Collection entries
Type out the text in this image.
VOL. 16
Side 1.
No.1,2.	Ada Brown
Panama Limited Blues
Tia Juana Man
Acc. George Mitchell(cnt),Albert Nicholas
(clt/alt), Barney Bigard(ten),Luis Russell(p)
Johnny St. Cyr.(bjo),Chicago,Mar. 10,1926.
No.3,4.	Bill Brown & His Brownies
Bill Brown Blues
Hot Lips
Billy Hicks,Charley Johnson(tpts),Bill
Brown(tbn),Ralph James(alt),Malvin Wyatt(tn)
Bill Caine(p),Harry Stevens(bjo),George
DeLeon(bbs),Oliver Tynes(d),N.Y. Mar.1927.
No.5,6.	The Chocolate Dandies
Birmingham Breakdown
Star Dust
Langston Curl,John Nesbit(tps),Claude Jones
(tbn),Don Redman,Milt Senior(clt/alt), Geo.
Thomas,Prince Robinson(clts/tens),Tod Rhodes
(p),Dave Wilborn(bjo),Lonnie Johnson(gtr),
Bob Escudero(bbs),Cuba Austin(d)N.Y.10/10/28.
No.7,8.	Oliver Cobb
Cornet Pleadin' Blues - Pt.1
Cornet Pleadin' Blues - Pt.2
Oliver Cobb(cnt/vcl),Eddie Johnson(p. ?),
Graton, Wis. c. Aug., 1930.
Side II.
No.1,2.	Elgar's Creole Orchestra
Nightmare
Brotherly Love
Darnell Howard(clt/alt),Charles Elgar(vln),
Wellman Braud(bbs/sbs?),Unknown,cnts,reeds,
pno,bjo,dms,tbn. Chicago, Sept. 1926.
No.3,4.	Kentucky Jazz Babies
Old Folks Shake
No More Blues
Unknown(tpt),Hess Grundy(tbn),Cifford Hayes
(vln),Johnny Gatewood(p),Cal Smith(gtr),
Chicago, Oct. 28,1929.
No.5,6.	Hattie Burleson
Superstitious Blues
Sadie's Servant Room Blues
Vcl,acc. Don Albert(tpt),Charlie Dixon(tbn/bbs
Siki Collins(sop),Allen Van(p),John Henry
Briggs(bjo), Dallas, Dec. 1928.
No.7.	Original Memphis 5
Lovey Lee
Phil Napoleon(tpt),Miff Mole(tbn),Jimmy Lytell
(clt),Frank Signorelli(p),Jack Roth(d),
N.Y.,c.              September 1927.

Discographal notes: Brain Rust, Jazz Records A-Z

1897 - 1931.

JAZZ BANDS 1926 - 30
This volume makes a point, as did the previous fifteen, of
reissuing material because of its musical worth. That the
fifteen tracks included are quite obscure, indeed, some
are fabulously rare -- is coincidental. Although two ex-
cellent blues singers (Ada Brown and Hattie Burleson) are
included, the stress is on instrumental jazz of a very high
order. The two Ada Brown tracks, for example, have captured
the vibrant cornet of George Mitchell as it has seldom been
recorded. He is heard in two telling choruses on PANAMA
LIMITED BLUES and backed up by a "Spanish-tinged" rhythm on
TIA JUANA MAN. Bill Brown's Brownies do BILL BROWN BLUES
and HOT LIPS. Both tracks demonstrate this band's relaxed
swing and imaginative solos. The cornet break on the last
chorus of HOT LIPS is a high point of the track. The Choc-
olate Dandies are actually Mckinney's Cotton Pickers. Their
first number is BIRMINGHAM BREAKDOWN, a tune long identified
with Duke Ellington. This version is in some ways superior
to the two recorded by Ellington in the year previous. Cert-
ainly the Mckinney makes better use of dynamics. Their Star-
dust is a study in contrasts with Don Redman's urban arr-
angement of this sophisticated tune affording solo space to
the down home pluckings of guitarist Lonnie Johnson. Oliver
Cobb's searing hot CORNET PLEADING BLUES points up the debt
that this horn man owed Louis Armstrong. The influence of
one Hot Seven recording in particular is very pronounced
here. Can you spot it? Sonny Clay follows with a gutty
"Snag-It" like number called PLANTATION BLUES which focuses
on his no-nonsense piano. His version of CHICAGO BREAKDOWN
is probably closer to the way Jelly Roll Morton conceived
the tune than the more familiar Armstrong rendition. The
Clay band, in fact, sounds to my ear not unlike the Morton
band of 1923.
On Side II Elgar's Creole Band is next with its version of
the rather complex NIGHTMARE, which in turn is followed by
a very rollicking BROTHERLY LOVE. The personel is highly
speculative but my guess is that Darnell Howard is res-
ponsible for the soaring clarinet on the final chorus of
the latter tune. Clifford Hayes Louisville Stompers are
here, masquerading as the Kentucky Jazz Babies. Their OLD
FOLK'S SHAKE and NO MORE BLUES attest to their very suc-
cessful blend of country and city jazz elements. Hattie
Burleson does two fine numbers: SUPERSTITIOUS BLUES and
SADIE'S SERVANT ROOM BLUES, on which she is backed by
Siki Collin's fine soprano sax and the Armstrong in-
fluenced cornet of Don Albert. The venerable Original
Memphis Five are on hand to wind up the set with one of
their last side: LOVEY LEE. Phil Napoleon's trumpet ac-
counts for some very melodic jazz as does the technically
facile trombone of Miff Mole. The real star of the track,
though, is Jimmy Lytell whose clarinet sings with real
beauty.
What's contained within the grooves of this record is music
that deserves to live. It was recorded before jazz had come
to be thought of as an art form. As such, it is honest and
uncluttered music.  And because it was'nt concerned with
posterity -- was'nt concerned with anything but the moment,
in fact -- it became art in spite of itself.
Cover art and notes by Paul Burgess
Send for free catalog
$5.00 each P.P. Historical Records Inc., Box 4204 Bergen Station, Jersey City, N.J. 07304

---

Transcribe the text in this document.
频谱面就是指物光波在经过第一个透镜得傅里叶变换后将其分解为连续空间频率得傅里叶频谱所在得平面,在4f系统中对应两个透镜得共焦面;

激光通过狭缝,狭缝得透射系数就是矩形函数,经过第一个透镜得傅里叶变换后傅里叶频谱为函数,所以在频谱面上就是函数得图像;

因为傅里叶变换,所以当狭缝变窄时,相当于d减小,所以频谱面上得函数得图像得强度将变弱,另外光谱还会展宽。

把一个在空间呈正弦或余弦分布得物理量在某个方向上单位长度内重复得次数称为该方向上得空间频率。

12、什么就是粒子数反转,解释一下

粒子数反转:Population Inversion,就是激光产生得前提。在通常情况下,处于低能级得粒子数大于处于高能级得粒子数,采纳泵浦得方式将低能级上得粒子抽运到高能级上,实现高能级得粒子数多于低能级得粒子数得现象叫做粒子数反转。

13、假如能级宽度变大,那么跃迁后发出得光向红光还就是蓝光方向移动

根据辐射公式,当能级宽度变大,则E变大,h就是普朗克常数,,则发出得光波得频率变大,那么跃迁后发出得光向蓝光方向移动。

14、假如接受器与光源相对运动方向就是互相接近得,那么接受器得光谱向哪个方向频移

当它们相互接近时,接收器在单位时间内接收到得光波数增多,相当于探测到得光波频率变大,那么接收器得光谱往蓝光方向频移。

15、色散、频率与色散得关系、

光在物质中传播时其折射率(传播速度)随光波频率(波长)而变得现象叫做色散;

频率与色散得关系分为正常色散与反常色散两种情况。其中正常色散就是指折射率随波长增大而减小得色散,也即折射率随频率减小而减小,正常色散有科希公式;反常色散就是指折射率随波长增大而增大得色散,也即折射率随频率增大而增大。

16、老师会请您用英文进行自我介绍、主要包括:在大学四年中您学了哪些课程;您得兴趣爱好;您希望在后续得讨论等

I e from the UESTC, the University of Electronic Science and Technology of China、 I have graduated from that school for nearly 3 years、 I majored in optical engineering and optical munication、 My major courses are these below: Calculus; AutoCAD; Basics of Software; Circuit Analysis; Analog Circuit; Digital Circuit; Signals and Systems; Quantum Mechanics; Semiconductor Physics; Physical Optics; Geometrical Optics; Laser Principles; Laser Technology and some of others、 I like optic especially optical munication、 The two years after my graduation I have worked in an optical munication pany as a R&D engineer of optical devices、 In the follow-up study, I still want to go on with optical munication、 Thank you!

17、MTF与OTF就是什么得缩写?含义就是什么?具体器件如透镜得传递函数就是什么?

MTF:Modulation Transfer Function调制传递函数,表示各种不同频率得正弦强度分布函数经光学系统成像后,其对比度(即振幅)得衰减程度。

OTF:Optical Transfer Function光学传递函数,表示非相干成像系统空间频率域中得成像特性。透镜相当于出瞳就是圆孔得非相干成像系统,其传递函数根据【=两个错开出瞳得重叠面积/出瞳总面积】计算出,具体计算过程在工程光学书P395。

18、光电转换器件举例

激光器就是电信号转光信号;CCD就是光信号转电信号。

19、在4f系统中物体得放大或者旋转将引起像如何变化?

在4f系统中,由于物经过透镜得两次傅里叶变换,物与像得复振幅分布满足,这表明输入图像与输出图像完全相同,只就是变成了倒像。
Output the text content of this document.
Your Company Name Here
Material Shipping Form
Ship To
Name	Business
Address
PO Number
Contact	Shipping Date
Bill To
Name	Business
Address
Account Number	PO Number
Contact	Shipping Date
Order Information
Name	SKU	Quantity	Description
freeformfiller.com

---

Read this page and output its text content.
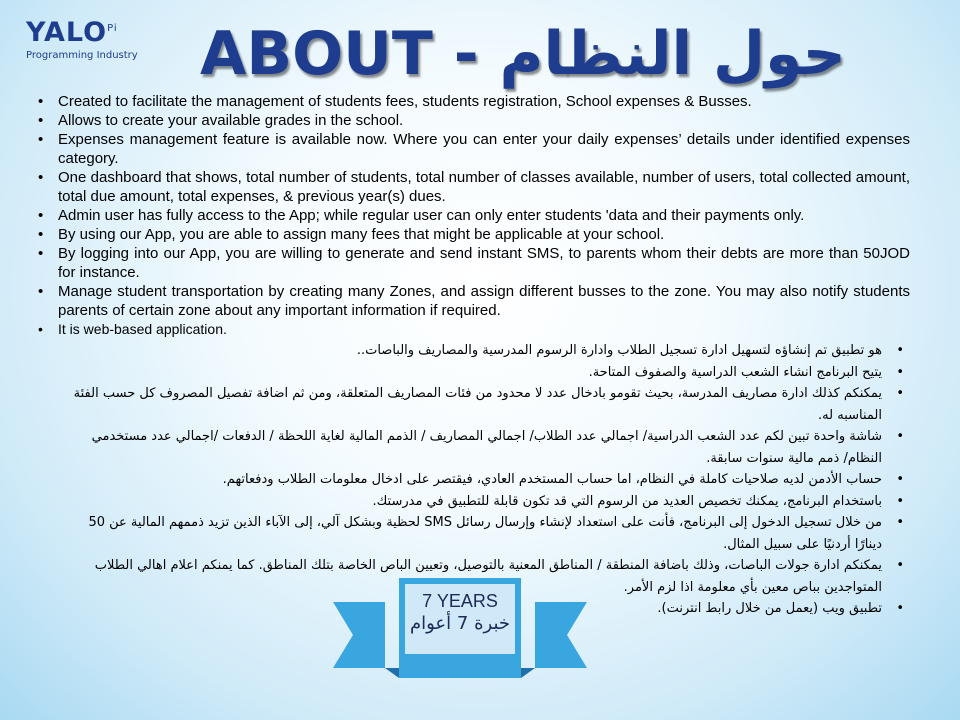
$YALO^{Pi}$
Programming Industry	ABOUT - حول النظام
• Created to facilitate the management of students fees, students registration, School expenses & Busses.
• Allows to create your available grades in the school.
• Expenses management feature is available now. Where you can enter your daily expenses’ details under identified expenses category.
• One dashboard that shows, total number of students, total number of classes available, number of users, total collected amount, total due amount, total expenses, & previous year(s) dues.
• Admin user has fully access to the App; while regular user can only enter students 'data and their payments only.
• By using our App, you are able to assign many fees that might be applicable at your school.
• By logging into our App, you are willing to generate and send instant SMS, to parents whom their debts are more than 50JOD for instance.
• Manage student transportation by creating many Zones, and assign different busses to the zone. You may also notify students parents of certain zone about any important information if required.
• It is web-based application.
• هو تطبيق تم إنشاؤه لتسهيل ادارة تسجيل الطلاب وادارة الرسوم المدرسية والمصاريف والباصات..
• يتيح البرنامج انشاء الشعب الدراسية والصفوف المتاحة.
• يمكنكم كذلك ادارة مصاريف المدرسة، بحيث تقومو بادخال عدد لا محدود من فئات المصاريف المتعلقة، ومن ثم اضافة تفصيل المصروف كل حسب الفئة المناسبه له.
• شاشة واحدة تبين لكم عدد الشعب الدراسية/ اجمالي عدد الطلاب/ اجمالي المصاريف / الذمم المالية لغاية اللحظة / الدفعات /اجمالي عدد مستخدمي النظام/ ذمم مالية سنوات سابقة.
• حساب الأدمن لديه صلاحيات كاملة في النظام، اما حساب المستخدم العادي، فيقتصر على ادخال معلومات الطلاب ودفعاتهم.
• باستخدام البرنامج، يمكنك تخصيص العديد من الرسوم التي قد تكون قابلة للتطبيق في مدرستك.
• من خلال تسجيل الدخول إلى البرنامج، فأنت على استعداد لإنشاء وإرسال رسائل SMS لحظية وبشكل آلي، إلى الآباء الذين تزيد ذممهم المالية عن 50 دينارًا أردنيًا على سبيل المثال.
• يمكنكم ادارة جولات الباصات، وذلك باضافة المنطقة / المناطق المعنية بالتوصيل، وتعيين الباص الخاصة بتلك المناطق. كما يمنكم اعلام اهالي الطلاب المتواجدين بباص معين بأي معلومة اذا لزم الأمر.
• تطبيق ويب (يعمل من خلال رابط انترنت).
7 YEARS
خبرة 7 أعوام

▶ Given problem
List all lines holding the string "Jimmy".

▶ Answer to this task
Phil Napoleon(tpt),Miff Mole(tbn),Jimmy Lytell
though, is Jimmy Lytell whose clarinet sings with real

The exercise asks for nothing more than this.